>> Begin Records provided

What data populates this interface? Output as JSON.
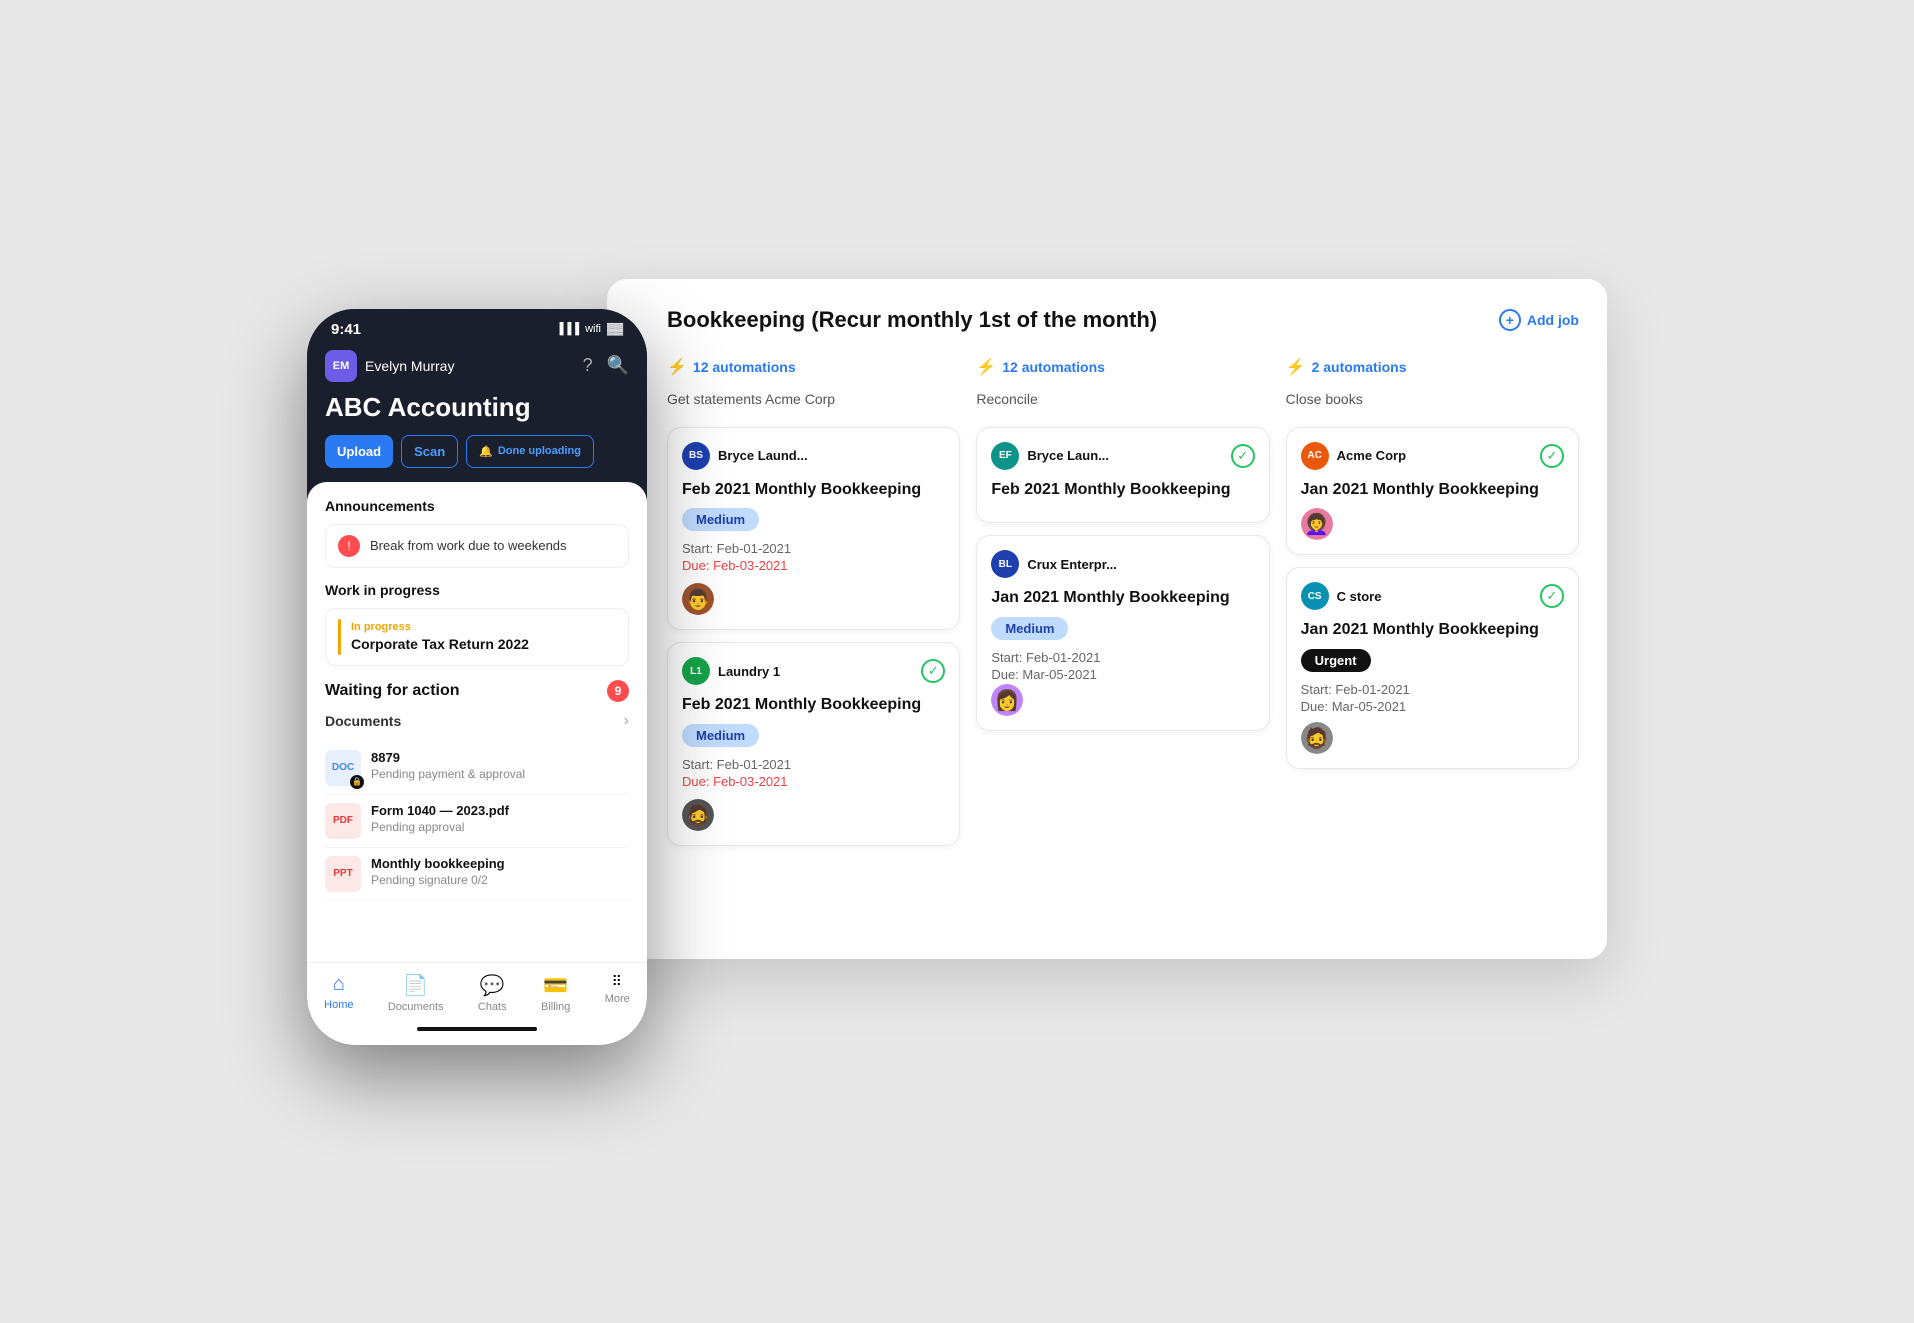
{
  "phone": {
    "time": "9:41",
    "user": {
      "initials": "EM",
      "name": "Evelyn Murray",
      "avatar_color": "#6c5ce7"
    },
    "company": "ABC Accounting",
    "buttons": {
      "upload": "Upload",
      "scan": "Scan",
      "done": "Done uploading"
    },
    "announcements": {
      "title": "Announcements",
      "item": "Break from work due to weekends"
    },
    "work_in_progress": {
      "title": "Work in progress",
      "status": "In progress",
      "job": "Corporate Tax Return 2022"
    },
    "waiting_for_action": {
      "title": "Waiting for action",
      "count": "9",
      "documents_label": "Documents",
      "docs": [
        {
          "type": "doc",
          "name": "8879",
          "status": "Pending payment & approval"
        },
        {
          "type": "pdf",
          "name": "Form 1040 — 2023.pdf",
          "status": "Pending approval"
        },
        {
          "type": "ppt",
          "name": "Monthly bookkeeping",
          "status": "Pending signature 0/2"
        }
      ]
    },
    "nav": [
      {
        "label": "Home",
        "active": true,
        "icon": "⌂"
      },
      {
        "label": "Documents",
        "active": false,
        "icon": "📄"
      },
      {
        "label": "Chats",
        "active": false,
        "icon": "💬"
      },
      {
        "label": "Billing",
        "active": false,
        "icon": "💳"
      },
      {
        "label": "More",
        "active": false,
        "icon": "⠿"
      }
    ]
  },
  "panel": {
    "title": "Bookkeeping (Recur monthly 1st of the month)",
    "add_job": "Add job",
    "columns": [
      {
        "automations": "12 automations",
        "subtitle": "Get statements Acme Corp",
        "cards": [
          {
            "client_initials": "BS",
            "client_name": "Bryce Laund...",
            "client_color": "#1e40af",
            "completed": false,
            "job_title": "Feb 2021 Monthly Bookkeeping",
            "priority": "Medium",
            "priority_type": "medium",
            "start": "Start: Feb-01-2021",
            "due": "Due: Feb-03-2021",
            "due_overdue": true,
            "assignee": "👨"
          },
          {
            "client_initials": "L1",
            "client_name": "Laundry 1",
            "client_color": "#16a34a",
            "completed": true,
            "job_title": "Feb 2021 Monthly Bookkeeping",
            "priority": "Medium",
            "priority_type": "medium",
            "start": "Start: Feb-01-2021",
            "due": "Due: Feb-03-2021",
            "due_overdue": true,
            "assignee": "🧔"
          }
        ]
      },
      {
        "automations": "12 automations",
        "subtitle": "Reconcile",
        "cards": [
          {
            "client_initials": "EF",
            "client_name": "Bryce Laun...",
            "client_color": "#0d9488",
            "completed": true,
            "job_title": "Feb 2021 Monthly Bookkeeping",
            "priority": null,
            "priority_type": null,
            "start": null,
            "due": null,
            "due_overdue": false,
            "assignee": null
          },
          {
            "client_initials": "BL",
            "client_name": "Crux Enterpr...",
            "client_color": "#1e40af",
            "completed": false,
            "job_title": "Jan 2021 Monthly Bookkeeping",
            "priority": "Medium",
            "priority_type": "medium",
            "start": "Start: Feb-01-2021",
            "due": "Due: Mar-05-2021",
            "due_overdue": false,
            "assignee": "👩"
          }
        ]
      },
      {
        "automations": "2 automations",
        "subtitle": "Close books",
        "cards": [
          {
            "client_initials": "AC",
            "client_name": "Acme Corp",
            "client_color": "#ea580c",
            "completed": true,
            "job_title": "Jan 2021 Monthly Bookkeeping",
            "priority": null,
            "priority_type": null,
            "start": null,
            "due": null,
            "due_overdue": false,
            "assignee": "👩‍🦱"
          },
          {
            "client_initials": "CS",
            "client_name": "C store",
            "client_color": "#0891b2",
            "completed": true,
            "job_title": "Jan 2021 Monthly Bookkeeping",
            "priority": "Urgent",
            "priority_type": "urgent",
            "start": "Start: Feb-01-2021",
            "due": "Due: Mar-05-2021",
            "due_overdue": false,
            "assignee": "🧔"
          }
        ]
      }
    ]
  }
}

>> End Records provided

> [Task objective] Do not copy the pictures, but repeat every line exactly.

> [Result of this exercise]
What data populates this interface? Output as JSON.
{
  "phone": {
    "time": "9:41",
    "user": {
      "initials": "EM",
      "name": "Evelyn Murray",
      "avatar_color": "#6c5ce7"
    },
    "company": "ABC Accounting",
    "buttons": {
      "upload": "Upload",
      "scan": "Scan",
      "done": "Done uploading"
    },
    "announcements": {
      "title": "Announcements",
      "item": "Break from work due to weekends"
    },
    "work_in_progress": {
      "title": "Work in progress",
      "status": "In progress",
      "job": "Corporate Tax Return 2022"
    },
    "waiting_for_action": {
      "title": "Waiting for action",
      "count": "9",
      "documents_label": "Documents",
      "docs": [
        {
          "type": "doc",
          "name": "8879",
          "status": "Pending payment & approval"
        },
        {
          "type": "pdf",
          "name": "Form 1040 — 2023.pdf",
          "status": "Pending approval"
        },
        {
          "type": "ppt",
          "name": "Monthly bookkeeping",
          "status": "Pending signature 0/2"
        }
      ]
    },
    "nav": [
      {
        "label": "Home",
        "active": true,
        "icon": "⌂"
      },
      {
        "label": "Documents",
        "active": false,
        "icon": "📄"
      },
      {
        "label": "Chats",
        "active": false,
        "icon": "💬"
      },
      {
        "label": "Billing",
        "active": false,
        "icon": "💳"
      },
      {
        "label": "More",
        "active": false,
        "icon": "⠿"
      }
    ]
  },
  "panel": {
    "title": "Bookkeeping (Recur monthly 1st of the month)",
    "add_job": "Add job",
    "columns": [
      {
        "automations": "12 automations",
        "subtitle": "Get statements Acme Corp",
        "cards": [
          {
            "client_initials": "BS",
            "client_name": "Bryce Laund...",
            "client_color": "#1e40af",
            "completed": false,
            "job_title": "Feb 2021 Monthly Bookkeeping",
            "priority": "Medium",
            "priority_type": "medium",
            "start": "Start: Feb-01-2021",
            "due": "Due: Feb-03-2021",
            "due_overdue": true,
            "assignee": "👨"
          },
          {
            "client_initials": "L1",
            "client_name": "Laundry 1",
            "client_color": "#16a34a",
            "completed": true,
            "job_title": "Feb 2021 Monthly Bookkeeping",
            "priority": "Medium",
            "priority_type": "medium",
            "start": "Start: Feb-01-2021",
            "due": "Due: Feb-03-2021",
            "due_overdue": true,
            "assignee": "🧔"
          }
        ]
      },
      {
        "automations": "12 automations",
        "subtitle": "Reconcile",
        "cards": [
          {
            "client_initials": "EF",
            "client_name": "Bryce Laun...",
            "client_color": "#0d9488",
            "completed": true,
            "job_title": "Feb 2021 Monthly Bookkeeping",
            "priority": null,
            "priority_type": null,
            "start": null,
            "due": null,
            "due_overdue": false,
            "assignee": null
          },
          {
            "client_initials": "BL",
            "client_name": "Crux Enterpr...",
            "client_color": "#1e40af",
            "completed": false,
            "job_title": "Jan 2021 Monthly Bookkeeping",
            "priority": "Medium",
            "priority_type": "medium",
            "start": "Start: Feb-01-2021",
            "due": "Due: Mar-05-2021",
            "due_overdue": false,
            "assignee": "👩"
          }
        ]
      },
      {
        "automations": "2 automations",
        "subtitle": "Close books",
        "cards": [
          {
            "client_initials": "AC",
            "client_name": "Acme Corp",
            "client_color": "#ea580c",
            "completed": true,
            "job_title": "Jan 2021 Monthly Bookkeeping",
            "priority": null,
            "priority_type": null,
            "start": null,
            "due": null,
            "due_overdue": false,
            "assignee": "👩‍🦱"
          },
          {
            "client_initials": "CS",
            "client_name": "C store",
            "client_color": "#0891b2",
            "completed": true,
            "job_title": "Jan 2021 Monthly Bookkeeping",
            "priority": "Urgent",
            "priority_type": "urgent",
            "start": "Start: Feb-01-2021",
            "due": "Due: Mar-05-2021",
            "due_overdue": false,
            "assignee": "🧔"
          }
        ]
      }
    ]
  }
}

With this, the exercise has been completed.